ЗАДАНИЕ 1:
Изложите отрывок воспоминаний о Пушкине в двух предложениях.
ЗАДАНИЕ 2:
Пожалуйста, выпишите из отрывка воспоминаний о Пушкине все краткие прилагательные, которыми рассказчик характеризует себя в предложении, начинающемся словами «По характеру моему».

ИСХОДНЫЙ ТЕКСТ:
========================================
Полагая, что вопрос его относится до цензуры, отвечаю, что не предвижу никакого, со стороны её, препятствия. Между тем замечаю, что при этих словах моих лицо его вдруг вспыхнуло и озарилось краскою, обычайною в нём приметою какого-нибудь смущения, или внутреннего сознания в неловкости положения своего. Впрочем и тут я, так сказать, пропустил или проглядел краску его: не дал себе в ней отчёта. Тем дело кончилось. Уже после смерти Пушкина как-то припомнилась мне вся эта сцена: загадка, нечаянно, сама разгадалась предо мною, ларчик сам раскрылся, я понял, что этот прозаик — я, что Пушкин, легко оскорблявшийся, оскорбился некоторыми заметками в моей статье, и, наконец, хотел узнать от меня, не оскорблюсь ли я сам напечатанием эпиграммы, которая сорвалась с пера его против меня. Досада его, что я, в невинности своей, не понял нападения, бросила в жар его лицо. Он не имел духа прямо объясниться со мною: на меня нашла какая-то голубиная чистота, или куриная слепота, которая не давала мне уловить и разглядеть словеса лукавствия. Таким образом гром не грянул и облачко пронеслось мимо нас, не разразившись над нами. Когда я одумался и прозрел, было поздно. Бедного Пушкина уже не было налицо. [383]
Пушкин был вообще простодушен, уживчив и снисходителен, даже иногда с излишеством. По характеру моему, я был более туг, несговорчив, неподатлив. Это различие между нами приводило нас нередко к разногласию и к прениям, если не к спорам. Подобные прения касались скорее и более всего до литературных вопросов и литературных личностей. В этом отношении, я был более Альцестом; он Филинтом (Мизантроп Мольера). В литературных отношениях и сношениях я не входил ни в какие уступки, ни в какие сделки: я держался того мнения, что в литературе, то есть в убеждениях, правилах литературных, добрая, то есть явная ссора лучше худого, то есть недобросовестного мира. Он, пока самого его не заденут, более был склонен мирволить и часто мирволил. Натура Пушкина была более открыта к сочувствиям, нежели к отвращениям. В нём было более любви, нежели негодования; более благоразумной терпимости и здравой оценки действительности и необходимости, нежели своевольного враждебного увлечения.
========================================
Записи из набора данных
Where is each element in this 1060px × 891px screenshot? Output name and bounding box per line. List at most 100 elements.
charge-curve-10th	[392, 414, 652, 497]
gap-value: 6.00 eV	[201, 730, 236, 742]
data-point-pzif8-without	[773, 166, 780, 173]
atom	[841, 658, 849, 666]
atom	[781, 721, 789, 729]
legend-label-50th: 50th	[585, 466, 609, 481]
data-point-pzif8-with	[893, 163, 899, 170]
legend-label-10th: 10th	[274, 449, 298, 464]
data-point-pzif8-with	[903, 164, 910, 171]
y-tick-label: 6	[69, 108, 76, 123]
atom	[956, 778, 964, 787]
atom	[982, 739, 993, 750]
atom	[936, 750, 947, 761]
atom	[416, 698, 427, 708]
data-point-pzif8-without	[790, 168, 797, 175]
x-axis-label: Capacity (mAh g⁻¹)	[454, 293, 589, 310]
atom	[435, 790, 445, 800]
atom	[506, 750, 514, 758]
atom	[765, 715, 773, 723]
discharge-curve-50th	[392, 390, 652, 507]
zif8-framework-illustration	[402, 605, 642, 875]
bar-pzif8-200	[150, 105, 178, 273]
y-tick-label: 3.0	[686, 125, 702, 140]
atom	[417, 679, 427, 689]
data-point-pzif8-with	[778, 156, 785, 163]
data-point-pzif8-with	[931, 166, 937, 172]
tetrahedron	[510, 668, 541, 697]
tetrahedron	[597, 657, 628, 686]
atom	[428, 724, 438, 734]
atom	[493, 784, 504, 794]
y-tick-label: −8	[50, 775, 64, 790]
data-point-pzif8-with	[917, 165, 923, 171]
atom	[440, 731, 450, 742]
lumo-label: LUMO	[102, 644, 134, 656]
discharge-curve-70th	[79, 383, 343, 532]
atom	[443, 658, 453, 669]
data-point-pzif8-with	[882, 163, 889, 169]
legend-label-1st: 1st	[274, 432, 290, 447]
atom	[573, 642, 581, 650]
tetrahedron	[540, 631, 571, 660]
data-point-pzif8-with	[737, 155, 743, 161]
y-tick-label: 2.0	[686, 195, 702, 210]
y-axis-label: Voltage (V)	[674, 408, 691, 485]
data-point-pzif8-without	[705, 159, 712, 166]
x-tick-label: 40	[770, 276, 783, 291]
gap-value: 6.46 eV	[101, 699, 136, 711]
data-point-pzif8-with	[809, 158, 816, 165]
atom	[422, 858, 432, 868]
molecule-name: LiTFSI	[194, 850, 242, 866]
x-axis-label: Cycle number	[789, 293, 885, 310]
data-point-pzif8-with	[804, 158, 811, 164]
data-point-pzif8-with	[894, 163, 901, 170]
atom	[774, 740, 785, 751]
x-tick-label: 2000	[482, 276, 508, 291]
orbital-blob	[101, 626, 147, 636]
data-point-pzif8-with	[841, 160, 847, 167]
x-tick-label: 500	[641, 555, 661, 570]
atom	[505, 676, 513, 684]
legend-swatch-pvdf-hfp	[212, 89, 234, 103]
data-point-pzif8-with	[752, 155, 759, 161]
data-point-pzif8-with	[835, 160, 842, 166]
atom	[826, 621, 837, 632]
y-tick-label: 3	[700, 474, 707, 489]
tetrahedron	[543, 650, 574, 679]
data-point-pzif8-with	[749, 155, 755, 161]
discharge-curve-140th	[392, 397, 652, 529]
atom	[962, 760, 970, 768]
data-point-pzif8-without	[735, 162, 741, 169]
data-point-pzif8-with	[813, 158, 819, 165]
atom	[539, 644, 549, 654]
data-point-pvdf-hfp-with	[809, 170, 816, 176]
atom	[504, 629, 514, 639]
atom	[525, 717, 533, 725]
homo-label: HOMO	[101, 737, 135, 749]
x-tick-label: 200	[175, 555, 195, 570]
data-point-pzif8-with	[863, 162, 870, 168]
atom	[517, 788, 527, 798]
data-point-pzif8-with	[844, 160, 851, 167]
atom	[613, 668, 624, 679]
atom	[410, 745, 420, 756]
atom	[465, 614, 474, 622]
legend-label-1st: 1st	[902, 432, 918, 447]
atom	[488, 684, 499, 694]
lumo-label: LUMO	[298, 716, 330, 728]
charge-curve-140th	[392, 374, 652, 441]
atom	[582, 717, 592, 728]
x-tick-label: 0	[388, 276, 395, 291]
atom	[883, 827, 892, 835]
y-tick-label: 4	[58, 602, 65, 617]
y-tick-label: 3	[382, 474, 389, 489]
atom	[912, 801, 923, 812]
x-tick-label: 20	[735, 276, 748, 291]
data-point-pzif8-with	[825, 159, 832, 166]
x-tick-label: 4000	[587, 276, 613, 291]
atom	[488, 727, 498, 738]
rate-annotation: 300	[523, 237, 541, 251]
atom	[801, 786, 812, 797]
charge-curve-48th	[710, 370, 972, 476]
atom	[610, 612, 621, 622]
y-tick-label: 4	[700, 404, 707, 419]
========================================
ОТВЕТ 1:
Лишь после смерти Пушкина автору воспоминаний становится ясно, что эпиграмма, о напечатании которой спрашивал поэт, была направлена против самого автора, а внезапная краска на лице Пушкина выдавала его досаду и смущение. Пушкин описан как простодушный, уживчивый и снисходительный человек, а автор называет себя более несговорчивым, и это различие часто приводило их к прениям о литературных вопросах и личностях.

ОТВЕТ 2:
туг, несговорчив, неподатлив